- What is expected:
Without the pictures, reproduce the records that follow exactly.

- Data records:
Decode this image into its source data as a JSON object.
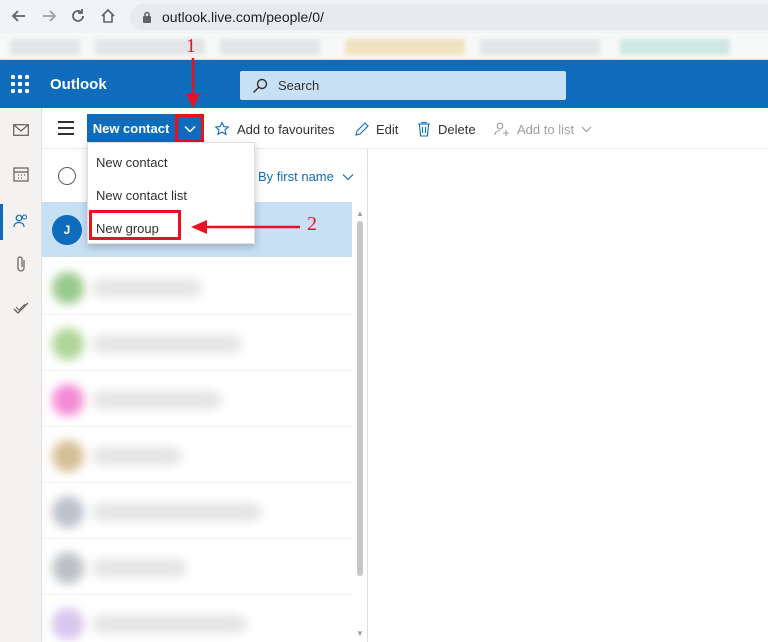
{
  "browser": {
    "url": "outlook.live.com/people/0/"
  },
  "header": {
    "app_name": "Outlook",
    "search_placeholder": "Search"
  },
  "toolbar": {
    "new_contact_label": "New contact",
    "add_to_favourites_label": "Add to favourites",
    "edit_label": "Edit",
    "delete_label": "Delete",
    "add_to_list_label": "Add to list"
  },
  "dropdown": {
    "items": [
      {
        "label": "New contact"
      },
      {
        "label": "New contact list"
      },
      {
        "label": "New group"
      }
    ]
  },
  "contact_list": {
    "sort_label": "By first name",
    "selected_contact_initial": "J",
    "blurred_avatar_colors": [
      "#8cc47e",
      "#a6d18a",
      "#f27fd0",
      "#cfb98a",
      "#b5bcc4",
      "#b5babf",
      "#d3c0ec"
    ]
  },
  "annotations": {
    "step1": "1",
    "step2": "2",
    "color": "#e81123"
  },
  "colors": {
    "brand_blue": "#0f6cbd",
    "selection": "#c7e0f4"
  }
}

- Exercise response:
Decode this image into its source data as a JSON object.
{
  "browser": {
    "url": "outlook.live.com/people/0/"
  },
  "header": {
    "app_name": "Outlook",
    "search_placeholder": "Search"
  },
  "toolbar": {
    "new_contact_label": "New contact",
    "add_to_favourites_label": "Add to favourites",
    "edit_label": "Edit",
    "delete_label": "Delete",
    "add_to_list_label": "Add to list"
  },
  "dropdown": {
    "items": [
      {
        "label": "New contact"
      },
      {
        "label": "New contact list"
      },
      {
        "label": "New group"
      }
    ]
  },
  "contact_list": {
    "sort_label": "By first name",
    "selected_contact_initial": "J",
    "blurred_avatar_colors": [
      "#8cc47e",
      "#a6d18a",
      "#f27fd0",
      "#cfb98a",
      "#b5bcc4",
      "#b5babf",
      "#d3c0ec"
    ]
  },
  "annotations": {
    "step1": "1",
    "step2": "2",
    "color": "#e81123"
  },
  "colors": {
    "brand_blue": "#0f6cbd",
    "selection": "#c7e0f4"
  }
}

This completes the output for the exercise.